┌──
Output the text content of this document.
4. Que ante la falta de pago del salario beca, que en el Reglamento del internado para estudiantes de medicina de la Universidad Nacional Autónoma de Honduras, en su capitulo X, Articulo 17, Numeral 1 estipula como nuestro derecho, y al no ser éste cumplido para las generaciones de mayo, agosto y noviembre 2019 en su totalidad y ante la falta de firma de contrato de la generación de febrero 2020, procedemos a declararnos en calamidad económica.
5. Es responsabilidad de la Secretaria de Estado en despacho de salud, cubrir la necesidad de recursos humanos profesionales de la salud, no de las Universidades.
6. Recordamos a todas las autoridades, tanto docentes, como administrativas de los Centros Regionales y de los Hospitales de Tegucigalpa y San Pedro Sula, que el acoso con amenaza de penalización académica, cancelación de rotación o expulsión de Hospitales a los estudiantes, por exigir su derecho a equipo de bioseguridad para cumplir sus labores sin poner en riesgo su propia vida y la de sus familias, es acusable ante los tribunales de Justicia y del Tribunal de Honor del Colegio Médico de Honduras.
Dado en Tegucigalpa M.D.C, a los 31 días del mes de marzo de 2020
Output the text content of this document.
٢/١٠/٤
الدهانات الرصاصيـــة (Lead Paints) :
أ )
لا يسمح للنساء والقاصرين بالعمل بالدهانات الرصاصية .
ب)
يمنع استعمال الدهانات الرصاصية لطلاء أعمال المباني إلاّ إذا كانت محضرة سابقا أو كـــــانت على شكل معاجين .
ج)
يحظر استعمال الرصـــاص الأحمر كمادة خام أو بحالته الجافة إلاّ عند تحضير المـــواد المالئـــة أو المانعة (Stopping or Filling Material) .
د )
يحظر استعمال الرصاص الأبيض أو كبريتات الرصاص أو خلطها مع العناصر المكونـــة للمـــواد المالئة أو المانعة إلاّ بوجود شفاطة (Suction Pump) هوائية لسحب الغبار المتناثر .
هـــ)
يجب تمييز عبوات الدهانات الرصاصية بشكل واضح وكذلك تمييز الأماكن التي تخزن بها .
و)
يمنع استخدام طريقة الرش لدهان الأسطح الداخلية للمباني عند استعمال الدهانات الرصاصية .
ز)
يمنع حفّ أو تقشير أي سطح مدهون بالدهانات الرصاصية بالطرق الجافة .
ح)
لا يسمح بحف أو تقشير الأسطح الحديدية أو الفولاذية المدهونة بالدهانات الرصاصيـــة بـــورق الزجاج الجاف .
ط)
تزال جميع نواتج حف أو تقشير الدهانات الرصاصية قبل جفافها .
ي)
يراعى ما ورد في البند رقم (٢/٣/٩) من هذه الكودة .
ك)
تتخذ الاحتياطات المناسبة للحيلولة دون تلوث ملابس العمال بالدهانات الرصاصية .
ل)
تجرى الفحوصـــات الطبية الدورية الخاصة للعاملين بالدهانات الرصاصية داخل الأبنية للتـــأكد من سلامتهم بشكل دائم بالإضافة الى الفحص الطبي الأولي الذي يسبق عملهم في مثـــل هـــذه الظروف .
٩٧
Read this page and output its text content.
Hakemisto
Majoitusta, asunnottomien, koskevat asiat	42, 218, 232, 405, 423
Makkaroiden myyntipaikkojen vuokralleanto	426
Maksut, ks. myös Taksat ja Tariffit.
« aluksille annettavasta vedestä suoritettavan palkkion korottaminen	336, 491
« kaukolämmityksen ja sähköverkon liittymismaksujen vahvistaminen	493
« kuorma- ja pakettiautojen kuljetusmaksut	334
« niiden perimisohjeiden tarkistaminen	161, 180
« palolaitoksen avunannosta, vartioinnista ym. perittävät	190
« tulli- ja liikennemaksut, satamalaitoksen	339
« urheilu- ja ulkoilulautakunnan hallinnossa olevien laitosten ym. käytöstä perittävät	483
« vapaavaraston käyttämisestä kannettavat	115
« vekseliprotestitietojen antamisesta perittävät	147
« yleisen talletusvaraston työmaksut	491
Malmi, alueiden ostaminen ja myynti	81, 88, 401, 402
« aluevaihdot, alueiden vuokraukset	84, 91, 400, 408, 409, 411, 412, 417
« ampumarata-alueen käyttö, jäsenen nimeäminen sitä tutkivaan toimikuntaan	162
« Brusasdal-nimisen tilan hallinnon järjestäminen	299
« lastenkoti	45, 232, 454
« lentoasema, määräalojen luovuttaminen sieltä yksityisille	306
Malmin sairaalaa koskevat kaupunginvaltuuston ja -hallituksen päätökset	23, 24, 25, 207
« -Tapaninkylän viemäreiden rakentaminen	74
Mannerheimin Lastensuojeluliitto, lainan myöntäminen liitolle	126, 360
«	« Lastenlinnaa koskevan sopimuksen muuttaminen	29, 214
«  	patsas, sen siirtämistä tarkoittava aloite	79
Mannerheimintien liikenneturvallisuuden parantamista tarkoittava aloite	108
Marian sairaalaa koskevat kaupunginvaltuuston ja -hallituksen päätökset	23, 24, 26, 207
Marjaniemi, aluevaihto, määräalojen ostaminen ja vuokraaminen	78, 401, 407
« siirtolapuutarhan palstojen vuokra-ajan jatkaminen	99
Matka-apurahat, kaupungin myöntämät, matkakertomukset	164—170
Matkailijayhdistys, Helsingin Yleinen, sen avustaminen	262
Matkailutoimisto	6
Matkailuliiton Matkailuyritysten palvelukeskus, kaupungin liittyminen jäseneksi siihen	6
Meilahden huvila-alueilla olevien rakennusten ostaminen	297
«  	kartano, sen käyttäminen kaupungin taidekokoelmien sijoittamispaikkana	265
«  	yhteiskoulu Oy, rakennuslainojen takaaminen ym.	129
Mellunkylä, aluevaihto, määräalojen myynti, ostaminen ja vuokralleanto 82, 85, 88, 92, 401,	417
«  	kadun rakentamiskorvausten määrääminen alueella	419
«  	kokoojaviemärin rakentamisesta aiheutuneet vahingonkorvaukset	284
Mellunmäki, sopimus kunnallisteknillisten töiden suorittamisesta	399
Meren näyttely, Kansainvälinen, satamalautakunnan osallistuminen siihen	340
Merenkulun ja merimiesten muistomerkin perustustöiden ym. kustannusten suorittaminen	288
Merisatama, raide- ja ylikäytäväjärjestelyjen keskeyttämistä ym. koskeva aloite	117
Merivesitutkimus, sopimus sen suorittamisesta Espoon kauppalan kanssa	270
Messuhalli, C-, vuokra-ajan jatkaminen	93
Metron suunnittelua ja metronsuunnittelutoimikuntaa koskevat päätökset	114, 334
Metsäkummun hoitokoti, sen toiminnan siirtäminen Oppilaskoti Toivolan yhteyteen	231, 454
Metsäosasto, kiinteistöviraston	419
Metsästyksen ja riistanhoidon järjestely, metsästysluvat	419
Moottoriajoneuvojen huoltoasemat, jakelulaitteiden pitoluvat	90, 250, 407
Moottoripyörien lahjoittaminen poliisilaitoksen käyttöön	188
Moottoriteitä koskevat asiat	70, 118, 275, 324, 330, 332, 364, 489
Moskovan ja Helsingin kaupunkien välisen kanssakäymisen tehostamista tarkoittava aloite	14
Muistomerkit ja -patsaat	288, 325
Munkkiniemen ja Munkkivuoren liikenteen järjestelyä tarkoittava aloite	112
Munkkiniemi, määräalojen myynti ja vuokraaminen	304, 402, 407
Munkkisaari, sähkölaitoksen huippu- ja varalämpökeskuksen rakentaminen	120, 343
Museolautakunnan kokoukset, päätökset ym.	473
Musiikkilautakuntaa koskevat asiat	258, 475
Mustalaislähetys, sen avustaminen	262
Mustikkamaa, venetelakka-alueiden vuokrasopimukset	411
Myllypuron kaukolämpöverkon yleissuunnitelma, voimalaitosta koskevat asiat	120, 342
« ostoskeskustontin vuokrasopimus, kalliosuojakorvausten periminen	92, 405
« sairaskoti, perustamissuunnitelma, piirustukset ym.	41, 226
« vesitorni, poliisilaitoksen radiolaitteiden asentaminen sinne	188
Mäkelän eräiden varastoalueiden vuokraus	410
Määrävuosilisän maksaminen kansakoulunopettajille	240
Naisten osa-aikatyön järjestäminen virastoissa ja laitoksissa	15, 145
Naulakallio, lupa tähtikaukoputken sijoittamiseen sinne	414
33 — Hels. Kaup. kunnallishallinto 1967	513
└──
▸ **Written problem**: From the listing above, copy all lines holding the word "يحظر".

▸ **Result of this task**:
يحظر استعمال الرصـــاص الأحمر كمادة خام أو بحالته الجافة إلاّ عند تحضير المـــواد المالئـــة أو المانعة (Stopping or Filling Material) .
يحظر استعمال الرصاص الأبيض أو كبريتات الرصاص أو خلطها مع العناصر المكونـــة للمـــواد المالئة أو المانعة إلاّ بوجود شفاطة (Suction Pump) هوائية لسحب الغبار المتناثر .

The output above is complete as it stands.